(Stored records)
:::::

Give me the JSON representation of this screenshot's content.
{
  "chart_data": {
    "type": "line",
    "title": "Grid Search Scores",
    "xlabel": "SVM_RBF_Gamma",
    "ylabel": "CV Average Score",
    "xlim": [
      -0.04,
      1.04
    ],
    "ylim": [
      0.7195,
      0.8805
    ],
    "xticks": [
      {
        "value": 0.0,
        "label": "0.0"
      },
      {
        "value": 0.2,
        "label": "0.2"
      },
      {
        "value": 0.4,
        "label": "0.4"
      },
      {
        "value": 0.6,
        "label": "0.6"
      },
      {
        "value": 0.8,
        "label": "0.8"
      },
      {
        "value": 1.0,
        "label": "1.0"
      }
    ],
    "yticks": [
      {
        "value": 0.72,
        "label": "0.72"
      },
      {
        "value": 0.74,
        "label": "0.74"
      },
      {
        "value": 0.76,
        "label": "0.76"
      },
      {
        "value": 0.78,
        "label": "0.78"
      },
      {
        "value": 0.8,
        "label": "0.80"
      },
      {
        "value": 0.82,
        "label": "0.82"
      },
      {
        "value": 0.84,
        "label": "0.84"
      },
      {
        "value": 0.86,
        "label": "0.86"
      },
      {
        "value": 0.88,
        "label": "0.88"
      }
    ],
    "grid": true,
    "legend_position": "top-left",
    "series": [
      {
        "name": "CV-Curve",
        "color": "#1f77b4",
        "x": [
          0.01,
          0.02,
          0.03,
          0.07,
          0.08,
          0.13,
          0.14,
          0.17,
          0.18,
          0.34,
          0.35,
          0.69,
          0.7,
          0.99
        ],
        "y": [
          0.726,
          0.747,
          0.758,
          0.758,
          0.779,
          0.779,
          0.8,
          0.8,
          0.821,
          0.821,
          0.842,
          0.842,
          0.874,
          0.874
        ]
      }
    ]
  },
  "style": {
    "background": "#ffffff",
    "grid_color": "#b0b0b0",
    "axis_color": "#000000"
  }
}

:::::

• [Work required] Restate all of the entries exactly, please.

• [Written response]
Give me the JSON representation of this screenshot's content.
{
  "chart_data": {
    "type": "line",
    "title": "Grid Search Scores",
    "xlabel": "SVM_RBF_Gamma",
    "ylabel": "CV Average Score",
    "xlim": [
      -0.04,
      1.04
    ],
    "ylim": [
      0.7195,
      0.8805
    ],
    "xticks": [
      {
        "value": 0.0,
        "label": "0.0"
      },
      {
        "value": 0.2,
        "label": "0.2"
      },
      {
        "value": 0.4,
        "label": "0.4"
      },
      {
        "value": 0.6,
        "label": "0.6"
      },
      {
        "value": 0.8,
        "label": "0.8"
      },
      {
        "value": 1.0,
        "label": "1.0"
      }
    ],
    "yticks": [
      {
        "value": 0.72,
        "label": "0.72"
      },
      {
        "value": 0.74,
        "label": "0.74"
      },
      {
        "value": 0.76,
        "label": "0.76"
      },
      {
        "value": 0.78,
        "label": "0.78"
      },
      {
        "value": 0.8,
        "label": "0.80"
      },
      {
        "value": 0.82,
        "label": "0.82"
      },
      {
        "value": 0.84,
        "label": "0.84"
      },
      {
        "value": 0.86,
        "label": "0.86"
      },
      {
        "value": 0.88,
        "label": "0.88"
      }
    ],
    "grid": true,
    "legend_position": "top-left",
    "series": [
      {
        "name": "CV-Curve",
        "color": "#1f77b4",
        "x": [
          0.01,
          0.02,
          0.03,
          0.07,
          0.08,
          0.13,
          0.14,
          0.17,
          0.18,
          0.34,
          0.35,
          0.69,
          0.7,
          0.99
        ],
        "y": [
          0.726,
          0.747,
          0.758,
          0.758,
          0.779,
          0.779,
          0.8,
          0.8,
          0.821,
          0.821,
          0.842,
          0.842,
          0.874,
          0.874
        ]
      }
    ]
  },
  "style": {
    "background": "#ffffff",
    "grid_color": "#b0b0b0",
    "axis_color": "#000000"
  }
}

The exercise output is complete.